Work task: The answer must consist of every line below containing "hope".

*** Opening of Information shown ***

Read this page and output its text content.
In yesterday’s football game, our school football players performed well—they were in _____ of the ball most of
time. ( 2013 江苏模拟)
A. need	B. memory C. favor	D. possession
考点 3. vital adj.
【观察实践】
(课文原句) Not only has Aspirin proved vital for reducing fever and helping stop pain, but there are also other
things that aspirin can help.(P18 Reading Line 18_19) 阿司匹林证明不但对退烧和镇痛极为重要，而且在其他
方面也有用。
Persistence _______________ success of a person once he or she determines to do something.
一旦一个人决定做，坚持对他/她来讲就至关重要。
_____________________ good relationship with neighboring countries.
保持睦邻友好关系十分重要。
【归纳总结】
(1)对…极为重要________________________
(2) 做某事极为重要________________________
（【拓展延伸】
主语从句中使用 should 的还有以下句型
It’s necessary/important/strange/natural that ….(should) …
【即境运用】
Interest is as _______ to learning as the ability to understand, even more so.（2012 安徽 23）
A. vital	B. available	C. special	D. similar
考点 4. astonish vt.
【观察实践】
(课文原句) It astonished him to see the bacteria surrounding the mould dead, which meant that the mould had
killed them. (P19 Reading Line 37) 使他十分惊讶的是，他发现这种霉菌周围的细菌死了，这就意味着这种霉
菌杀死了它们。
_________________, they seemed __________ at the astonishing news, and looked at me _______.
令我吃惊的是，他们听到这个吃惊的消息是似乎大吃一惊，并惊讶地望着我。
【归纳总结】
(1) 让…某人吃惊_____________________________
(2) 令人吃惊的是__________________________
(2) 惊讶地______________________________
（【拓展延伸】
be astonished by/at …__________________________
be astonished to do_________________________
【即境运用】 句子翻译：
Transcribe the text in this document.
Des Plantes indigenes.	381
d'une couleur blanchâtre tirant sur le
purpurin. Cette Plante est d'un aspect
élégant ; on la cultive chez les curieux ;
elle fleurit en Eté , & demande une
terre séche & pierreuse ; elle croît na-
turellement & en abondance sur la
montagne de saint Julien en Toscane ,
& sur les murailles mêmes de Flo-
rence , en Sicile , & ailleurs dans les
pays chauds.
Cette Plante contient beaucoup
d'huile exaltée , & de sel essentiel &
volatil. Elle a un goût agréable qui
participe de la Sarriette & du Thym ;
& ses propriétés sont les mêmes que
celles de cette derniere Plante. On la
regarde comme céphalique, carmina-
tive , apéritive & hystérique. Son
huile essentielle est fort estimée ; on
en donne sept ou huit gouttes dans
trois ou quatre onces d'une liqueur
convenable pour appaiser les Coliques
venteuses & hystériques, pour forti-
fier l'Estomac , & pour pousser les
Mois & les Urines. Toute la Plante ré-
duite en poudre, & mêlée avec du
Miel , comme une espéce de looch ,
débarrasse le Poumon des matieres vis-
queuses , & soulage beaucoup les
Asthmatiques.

*** Close of Information shown ***
*** Opening of Information shown ***

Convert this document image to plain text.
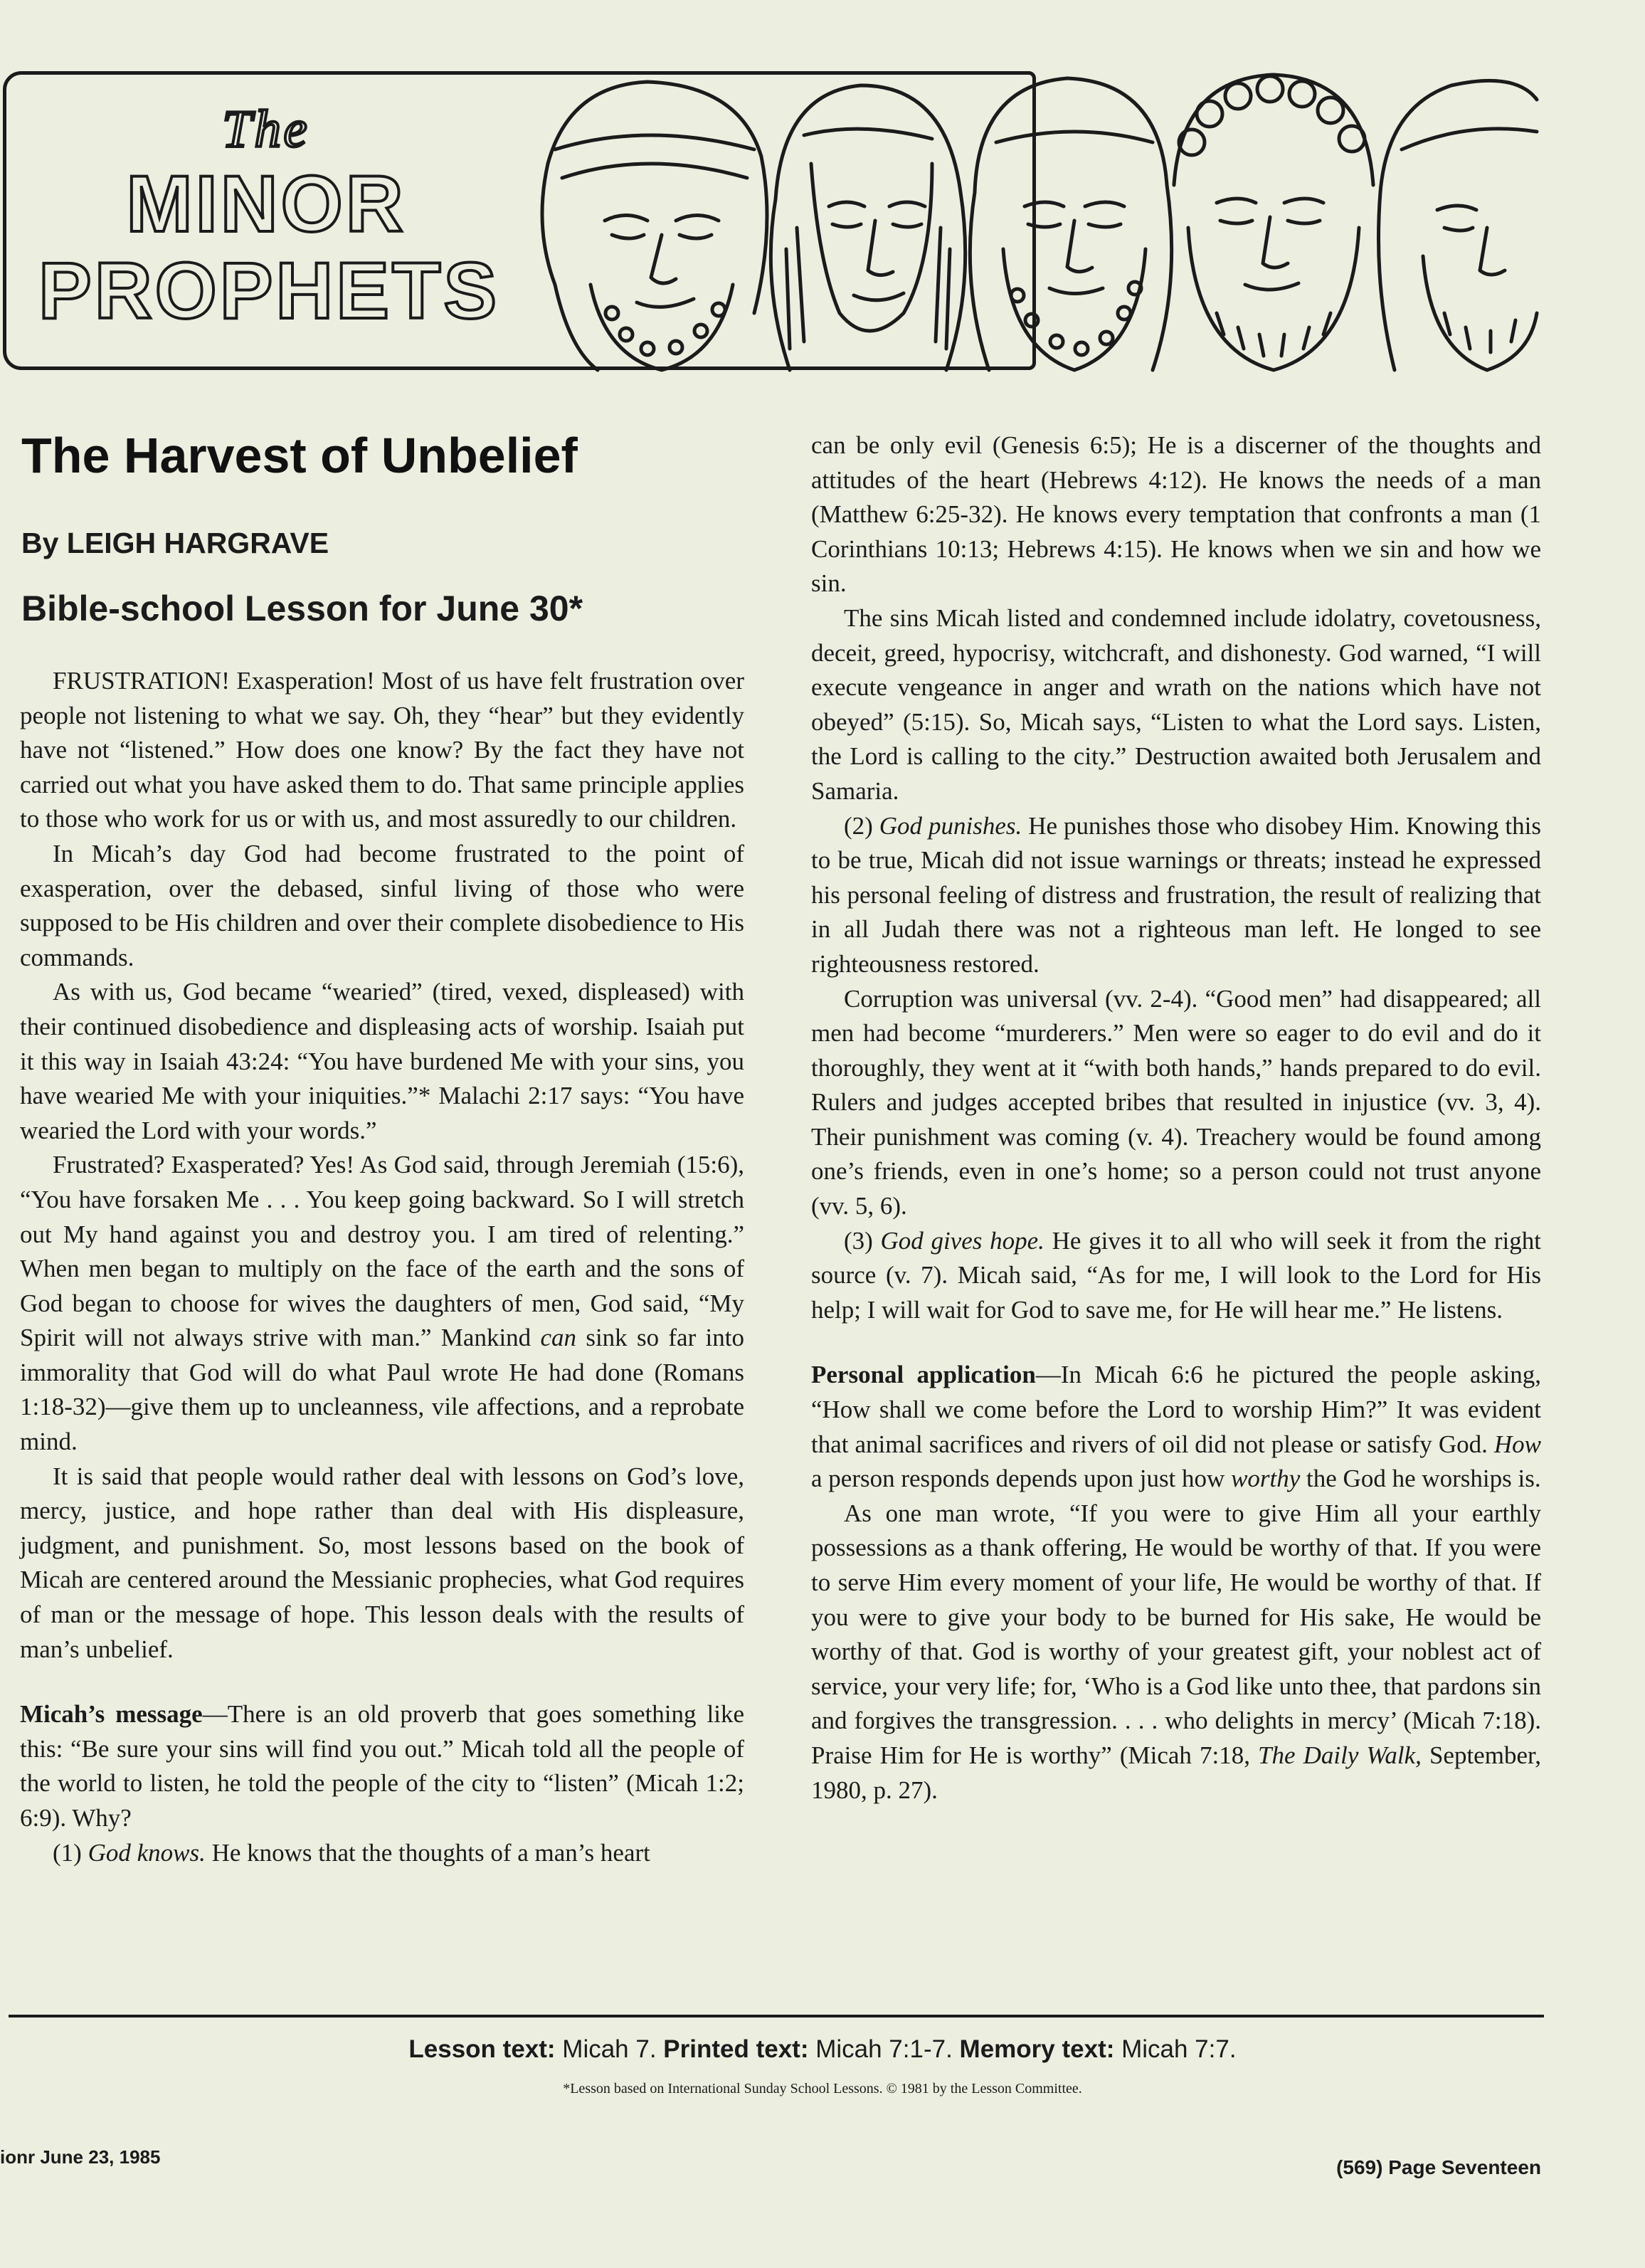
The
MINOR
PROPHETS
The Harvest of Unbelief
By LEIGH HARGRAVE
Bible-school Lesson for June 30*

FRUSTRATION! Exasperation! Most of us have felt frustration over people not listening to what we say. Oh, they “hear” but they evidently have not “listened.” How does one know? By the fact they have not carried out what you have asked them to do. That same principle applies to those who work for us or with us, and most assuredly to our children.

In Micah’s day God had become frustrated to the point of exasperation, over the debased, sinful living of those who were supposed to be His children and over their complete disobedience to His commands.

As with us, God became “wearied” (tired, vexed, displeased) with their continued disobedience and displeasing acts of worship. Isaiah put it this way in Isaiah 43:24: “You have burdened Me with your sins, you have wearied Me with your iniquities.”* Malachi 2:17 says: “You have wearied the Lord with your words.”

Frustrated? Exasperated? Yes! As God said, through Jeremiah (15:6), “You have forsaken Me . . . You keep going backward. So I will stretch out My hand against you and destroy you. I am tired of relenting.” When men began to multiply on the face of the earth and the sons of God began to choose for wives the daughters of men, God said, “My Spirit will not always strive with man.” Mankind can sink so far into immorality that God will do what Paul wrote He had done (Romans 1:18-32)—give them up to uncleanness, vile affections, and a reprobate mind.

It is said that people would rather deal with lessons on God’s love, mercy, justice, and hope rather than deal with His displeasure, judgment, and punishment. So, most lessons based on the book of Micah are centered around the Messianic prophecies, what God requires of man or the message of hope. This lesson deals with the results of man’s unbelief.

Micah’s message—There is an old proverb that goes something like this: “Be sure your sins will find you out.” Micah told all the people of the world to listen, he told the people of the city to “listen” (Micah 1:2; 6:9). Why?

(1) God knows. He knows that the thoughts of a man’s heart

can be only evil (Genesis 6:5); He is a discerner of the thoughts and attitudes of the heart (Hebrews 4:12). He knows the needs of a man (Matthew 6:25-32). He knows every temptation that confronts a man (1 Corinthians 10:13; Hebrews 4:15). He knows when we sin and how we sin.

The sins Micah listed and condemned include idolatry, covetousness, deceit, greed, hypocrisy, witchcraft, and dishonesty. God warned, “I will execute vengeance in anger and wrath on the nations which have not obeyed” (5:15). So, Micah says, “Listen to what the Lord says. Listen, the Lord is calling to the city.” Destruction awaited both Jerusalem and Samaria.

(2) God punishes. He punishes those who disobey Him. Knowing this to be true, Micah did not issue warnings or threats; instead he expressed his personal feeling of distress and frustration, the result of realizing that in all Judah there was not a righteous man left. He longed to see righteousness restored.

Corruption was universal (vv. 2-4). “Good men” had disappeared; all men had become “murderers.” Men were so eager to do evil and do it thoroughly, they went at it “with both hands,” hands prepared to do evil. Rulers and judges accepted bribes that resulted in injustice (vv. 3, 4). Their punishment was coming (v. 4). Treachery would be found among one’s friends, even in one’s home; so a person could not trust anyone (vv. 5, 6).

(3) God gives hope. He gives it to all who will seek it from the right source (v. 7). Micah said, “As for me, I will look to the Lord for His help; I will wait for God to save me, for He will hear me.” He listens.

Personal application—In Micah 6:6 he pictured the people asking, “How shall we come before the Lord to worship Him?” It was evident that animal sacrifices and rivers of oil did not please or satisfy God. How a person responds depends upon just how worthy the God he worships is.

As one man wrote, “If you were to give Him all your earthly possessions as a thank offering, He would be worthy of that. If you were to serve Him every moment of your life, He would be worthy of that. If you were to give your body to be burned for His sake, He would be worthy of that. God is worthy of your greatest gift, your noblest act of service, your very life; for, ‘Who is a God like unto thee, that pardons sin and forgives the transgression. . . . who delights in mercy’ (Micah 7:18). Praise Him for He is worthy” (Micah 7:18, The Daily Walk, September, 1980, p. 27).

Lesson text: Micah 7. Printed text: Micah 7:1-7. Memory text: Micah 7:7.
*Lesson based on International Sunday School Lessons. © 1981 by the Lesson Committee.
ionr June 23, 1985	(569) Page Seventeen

*** Close of Information shown ***

Exercise output:
It is said that people would rather deal with lessons on God’s love, mercy, justice, and hope rather than deal with His displeasure, judgment, and punishment. So, most lessons based on the book of Micah are centered around the Messianic prophecies, what God requires of man or the message of hope. This lesson deals with the results of man’s unbelief.
(3) God gives hope. He gives it to all who will seek it from the right source (v. 7). Micah said, “As for me, I will look to the Lord for His help; I will wait for God to save me, for He will hear me.” He listens.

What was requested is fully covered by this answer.